Available records:
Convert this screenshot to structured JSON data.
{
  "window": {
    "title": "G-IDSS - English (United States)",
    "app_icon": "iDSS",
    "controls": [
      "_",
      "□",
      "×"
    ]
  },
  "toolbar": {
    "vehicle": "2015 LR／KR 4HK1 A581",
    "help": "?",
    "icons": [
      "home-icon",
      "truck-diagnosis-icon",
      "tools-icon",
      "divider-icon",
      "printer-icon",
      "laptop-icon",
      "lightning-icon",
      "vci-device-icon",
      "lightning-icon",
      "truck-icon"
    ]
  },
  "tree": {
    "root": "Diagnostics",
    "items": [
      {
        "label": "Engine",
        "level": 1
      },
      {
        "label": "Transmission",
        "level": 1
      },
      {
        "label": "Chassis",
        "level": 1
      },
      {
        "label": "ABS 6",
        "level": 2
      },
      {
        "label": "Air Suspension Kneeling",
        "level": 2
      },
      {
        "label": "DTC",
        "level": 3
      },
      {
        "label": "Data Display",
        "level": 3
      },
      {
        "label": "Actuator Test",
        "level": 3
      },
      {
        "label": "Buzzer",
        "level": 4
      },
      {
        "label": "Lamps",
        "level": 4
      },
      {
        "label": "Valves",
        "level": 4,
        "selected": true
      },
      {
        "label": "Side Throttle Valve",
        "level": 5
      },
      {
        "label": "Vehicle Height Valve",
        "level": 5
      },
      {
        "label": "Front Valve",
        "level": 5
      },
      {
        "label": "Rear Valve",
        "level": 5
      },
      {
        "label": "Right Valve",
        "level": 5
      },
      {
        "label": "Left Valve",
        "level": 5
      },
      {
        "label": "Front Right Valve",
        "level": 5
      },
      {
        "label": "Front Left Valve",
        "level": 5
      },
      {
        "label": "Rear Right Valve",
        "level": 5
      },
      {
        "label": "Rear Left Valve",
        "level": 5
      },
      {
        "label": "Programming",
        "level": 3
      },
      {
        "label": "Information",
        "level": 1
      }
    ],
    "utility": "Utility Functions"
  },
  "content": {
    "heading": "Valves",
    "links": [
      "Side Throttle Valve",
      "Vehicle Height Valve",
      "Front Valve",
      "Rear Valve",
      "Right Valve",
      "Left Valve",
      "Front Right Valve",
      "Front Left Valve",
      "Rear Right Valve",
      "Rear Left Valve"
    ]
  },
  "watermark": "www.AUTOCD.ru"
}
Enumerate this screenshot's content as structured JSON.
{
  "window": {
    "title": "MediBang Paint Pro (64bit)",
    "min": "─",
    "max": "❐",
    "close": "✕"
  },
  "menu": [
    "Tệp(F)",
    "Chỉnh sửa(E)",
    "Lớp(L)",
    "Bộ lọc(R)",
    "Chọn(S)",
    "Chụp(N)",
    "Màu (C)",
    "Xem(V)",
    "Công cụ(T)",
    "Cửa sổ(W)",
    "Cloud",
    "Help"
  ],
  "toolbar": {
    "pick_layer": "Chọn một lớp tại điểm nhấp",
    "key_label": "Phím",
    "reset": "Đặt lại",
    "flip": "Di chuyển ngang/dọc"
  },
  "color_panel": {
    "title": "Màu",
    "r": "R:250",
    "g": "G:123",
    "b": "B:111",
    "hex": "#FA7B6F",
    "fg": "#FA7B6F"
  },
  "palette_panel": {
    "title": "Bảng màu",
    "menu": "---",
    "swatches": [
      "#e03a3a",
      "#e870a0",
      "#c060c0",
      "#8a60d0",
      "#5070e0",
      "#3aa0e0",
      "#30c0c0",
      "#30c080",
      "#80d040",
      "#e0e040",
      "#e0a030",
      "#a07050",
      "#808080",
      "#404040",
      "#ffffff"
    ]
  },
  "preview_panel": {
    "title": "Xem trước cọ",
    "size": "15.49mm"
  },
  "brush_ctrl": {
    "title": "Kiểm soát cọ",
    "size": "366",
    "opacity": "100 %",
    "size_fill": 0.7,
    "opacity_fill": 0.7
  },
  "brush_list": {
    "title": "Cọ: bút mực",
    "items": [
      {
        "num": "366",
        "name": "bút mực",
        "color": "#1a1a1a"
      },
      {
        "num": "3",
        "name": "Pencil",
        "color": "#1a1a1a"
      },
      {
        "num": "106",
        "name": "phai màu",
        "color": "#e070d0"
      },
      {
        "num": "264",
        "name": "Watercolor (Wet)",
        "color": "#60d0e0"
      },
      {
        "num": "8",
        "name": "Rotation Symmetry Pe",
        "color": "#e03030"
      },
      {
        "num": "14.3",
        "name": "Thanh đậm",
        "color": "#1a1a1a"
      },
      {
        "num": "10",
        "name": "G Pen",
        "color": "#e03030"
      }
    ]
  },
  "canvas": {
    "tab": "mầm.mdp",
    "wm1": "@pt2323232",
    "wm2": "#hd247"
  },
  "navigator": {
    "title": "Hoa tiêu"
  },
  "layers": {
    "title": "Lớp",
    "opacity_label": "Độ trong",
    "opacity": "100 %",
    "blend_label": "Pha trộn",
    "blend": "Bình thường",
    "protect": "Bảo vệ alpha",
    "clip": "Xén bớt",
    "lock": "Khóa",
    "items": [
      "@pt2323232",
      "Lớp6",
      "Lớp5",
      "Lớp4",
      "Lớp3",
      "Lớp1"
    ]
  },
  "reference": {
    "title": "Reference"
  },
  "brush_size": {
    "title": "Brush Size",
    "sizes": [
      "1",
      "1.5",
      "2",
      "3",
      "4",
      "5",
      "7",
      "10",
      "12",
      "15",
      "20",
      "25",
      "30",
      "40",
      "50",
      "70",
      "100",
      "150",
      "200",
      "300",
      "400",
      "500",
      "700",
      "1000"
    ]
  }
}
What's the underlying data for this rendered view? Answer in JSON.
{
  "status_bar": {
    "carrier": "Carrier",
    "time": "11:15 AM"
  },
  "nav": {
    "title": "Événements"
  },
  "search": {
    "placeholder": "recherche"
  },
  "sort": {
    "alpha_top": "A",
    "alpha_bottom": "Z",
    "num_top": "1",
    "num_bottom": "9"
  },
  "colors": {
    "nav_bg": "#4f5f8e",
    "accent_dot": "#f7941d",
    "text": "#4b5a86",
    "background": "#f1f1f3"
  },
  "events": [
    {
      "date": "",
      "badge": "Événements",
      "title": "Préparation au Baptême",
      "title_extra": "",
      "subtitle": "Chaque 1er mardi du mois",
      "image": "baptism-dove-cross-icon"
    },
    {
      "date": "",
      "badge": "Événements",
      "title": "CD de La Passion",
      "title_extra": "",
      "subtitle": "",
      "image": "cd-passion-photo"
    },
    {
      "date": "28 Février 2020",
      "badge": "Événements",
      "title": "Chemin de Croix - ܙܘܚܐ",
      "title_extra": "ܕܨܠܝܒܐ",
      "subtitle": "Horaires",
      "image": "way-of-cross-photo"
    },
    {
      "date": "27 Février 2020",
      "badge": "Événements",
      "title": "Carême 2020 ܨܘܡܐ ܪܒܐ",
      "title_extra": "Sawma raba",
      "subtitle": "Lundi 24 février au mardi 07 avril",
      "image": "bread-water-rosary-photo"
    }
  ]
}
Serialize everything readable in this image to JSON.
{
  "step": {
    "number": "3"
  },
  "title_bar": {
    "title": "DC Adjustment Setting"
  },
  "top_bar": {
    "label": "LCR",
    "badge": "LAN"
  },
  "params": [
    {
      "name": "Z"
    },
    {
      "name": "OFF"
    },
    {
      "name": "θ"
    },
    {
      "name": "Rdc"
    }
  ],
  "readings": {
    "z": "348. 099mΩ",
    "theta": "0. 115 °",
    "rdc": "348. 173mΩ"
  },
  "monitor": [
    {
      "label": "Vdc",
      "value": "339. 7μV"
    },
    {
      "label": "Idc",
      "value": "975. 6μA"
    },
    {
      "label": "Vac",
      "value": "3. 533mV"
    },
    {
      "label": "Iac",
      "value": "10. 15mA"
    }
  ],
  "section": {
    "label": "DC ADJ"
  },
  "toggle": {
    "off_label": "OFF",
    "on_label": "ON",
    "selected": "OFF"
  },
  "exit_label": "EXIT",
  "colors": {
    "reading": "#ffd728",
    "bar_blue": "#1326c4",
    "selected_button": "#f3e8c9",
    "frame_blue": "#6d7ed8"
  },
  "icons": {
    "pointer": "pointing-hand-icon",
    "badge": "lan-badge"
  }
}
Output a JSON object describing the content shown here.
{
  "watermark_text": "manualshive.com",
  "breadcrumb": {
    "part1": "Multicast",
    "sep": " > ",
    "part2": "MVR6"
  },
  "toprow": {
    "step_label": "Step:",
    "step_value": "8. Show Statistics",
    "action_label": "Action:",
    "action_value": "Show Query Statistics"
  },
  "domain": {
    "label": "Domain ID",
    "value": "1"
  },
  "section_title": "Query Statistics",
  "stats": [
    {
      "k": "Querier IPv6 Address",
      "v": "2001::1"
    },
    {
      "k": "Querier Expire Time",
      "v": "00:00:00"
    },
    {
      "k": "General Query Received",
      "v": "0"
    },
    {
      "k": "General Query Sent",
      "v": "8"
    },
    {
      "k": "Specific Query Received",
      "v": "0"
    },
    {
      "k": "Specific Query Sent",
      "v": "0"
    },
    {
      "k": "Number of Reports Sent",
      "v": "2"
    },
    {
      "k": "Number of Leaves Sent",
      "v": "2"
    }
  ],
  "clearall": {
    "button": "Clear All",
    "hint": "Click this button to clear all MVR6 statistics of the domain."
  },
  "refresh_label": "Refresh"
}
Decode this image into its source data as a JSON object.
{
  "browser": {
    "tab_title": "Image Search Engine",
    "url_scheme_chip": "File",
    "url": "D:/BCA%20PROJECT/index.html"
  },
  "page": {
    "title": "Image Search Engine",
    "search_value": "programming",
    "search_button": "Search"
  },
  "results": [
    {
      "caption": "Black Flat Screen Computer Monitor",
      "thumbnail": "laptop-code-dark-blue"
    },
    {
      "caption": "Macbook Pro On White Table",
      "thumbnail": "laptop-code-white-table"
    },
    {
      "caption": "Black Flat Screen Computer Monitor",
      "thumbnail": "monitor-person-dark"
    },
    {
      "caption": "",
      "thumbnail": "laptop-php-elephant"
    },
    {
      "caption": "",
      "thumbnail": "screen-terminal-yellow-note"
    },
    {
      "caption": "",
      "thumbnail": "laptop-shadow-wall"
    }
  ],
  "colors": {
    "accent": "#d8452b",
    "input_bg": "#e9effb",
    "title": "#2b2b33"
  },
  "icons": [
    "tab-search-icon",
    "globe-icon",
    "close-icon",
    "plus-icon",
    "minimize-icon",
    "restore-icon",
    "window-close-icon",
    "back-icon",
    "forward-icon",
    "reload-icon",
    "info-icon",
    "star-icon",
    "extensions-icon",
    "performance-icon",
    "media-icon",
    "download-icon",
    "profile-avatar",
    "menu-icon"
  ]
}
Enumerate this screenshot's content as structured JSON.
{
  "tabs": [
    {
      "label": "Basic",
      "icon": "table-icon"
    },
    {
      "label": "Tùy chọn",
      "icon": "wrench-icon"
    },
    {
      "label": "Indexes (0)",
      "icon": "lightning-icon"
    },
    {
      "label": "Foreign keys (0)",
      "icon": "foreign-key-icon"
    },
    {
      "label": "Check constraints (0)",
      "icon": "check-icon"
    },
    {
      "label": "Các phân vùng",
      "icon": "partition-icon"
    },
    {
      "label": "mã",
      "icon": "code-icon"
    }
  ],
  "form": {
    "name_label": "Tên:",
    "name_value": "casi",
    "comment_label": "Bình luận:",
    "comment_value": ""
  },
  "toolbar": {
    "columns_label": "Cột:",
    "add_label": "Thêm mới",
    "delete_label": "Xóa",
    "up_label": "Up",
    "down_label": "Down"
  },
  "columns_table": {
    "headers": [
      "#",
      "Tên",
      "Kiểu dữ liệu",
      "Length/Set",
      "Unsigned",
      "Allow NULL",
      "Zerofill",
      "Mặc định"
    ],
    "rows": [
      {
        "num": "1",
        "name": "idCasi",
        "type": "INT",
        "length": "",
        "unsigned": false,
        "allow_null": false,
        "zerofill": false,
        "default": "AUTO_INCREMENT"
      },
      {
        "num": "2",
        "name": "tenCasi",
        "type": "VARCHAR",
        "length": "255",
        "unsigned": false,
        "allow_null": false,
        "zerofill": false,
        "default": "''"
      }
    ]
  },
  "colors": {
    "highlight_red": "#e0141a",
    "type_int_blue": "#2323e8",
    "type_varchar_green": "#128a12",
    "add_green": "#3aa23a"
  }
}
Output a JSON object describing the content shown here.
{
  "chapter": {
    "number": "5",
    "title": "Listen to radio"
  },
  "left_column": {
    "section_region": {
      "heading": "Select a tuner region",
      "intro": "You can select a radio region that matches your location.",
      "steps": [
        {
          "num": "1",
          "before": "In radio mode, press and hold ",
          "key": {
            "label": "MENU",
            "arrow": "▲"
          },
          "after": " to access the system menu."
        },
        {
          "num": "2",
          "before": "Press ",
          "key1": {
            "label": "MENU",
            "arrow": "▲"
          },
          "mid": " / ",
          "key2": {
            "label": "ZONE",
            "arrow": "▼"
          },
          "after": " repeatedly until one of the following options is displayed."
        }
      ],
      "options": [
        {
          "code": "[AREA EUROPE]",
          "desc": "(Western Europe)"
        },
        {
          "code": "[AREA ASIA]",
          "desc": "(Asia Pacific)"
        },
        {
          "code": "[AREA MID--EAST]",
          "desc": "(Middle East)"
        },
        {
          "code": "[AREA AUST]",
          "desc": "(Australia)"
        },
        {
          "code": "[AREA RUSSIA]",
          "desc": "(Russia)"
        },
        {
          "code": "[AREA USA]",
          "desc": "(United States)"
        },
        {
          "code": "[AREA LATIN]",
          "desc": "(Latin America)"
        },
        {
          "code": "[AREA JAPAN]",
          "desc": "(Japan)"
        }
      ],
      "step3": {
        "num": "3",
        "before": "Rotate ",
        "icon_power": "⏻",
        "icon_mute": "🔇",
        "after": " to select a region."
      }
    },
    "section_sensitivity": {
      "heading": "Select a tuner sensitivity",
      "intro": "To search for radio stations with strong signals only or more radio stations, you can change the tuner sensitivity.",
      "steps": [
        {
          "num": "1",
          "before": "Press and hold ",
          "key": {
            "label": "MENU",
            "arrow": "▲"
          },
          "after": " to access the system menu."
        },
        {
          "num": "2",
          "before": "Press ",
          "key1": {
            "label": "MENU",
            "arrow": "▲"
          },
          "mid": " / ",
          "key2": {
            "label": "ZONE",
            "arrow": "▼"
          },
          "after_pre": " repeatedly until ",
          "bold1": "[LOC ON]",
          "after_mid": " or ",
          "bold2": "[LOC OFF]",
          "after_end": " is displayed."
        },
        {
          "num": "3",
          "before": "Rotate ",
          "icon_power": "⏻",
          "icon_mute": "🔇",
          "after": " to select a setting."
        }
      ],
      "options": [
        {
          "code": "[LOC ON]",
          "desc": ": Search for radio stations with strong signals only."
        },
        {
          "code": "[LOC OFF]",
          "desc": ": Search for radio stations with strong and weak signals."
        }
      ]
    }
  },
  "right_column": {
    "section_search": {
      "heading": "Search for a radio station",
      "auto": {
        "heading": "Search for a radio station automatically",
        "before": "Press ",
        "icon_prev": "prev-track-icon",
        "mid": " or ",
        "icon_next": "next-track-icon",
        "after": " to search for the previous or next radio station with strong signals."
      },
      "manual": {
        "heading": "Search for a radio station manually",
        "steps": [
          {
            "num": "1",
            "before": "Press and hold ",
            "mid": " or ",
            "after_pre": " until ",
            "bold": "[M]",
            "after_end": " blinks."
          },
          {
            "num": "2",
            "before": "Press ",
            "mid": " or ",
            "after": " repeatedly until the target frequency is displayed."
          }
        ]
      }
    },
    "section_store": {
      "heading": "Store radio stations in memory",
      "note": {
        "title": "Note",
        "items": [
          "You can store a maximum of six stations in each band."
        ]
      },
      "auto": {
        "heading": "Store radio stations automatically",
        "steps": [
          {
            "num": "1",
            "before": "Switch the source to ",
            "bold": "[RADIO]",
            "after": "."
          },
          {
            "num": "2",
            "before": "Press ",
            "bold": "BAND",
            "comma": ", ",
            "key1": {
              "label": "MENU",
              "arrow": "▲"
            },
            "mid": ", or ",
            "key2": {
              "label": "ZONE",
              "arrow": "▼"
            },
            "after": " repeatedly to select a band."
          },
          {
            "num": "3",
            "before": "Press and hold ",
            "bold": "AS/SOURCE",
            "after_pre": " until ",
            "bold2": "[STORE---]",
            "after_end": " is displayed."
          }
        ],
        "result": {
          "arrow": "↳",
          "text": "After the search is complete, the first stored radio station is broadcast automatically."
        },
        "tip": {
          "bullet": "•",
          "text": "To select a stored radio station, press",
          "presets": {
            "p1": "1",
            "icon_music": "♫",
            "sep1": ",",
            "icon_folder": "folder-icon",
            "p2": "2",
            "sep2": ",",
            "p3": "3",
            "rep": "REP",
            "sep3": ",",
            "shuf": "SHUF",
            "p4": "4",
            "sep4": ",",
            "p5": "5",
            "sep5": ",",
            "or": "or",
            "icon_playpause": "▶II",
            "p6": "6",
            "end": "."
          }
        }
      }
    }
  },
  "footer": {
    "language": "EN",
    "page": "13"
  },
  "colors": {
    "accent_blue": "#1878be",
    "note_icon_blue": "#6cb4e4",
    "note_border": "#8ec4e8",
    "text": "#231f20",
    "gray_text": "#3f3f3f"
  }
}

Task directions:
Check each line of the entries above, and show every one holding the word "Query".

Task output:
    "action_value": "Show Query Statistics"
  "section_title": "Query Statistics",
      "k": "General Query Received",
      "k": "General Query Sent",
      "k": "Specific Query Received",
      "k": "Specific Query Sent",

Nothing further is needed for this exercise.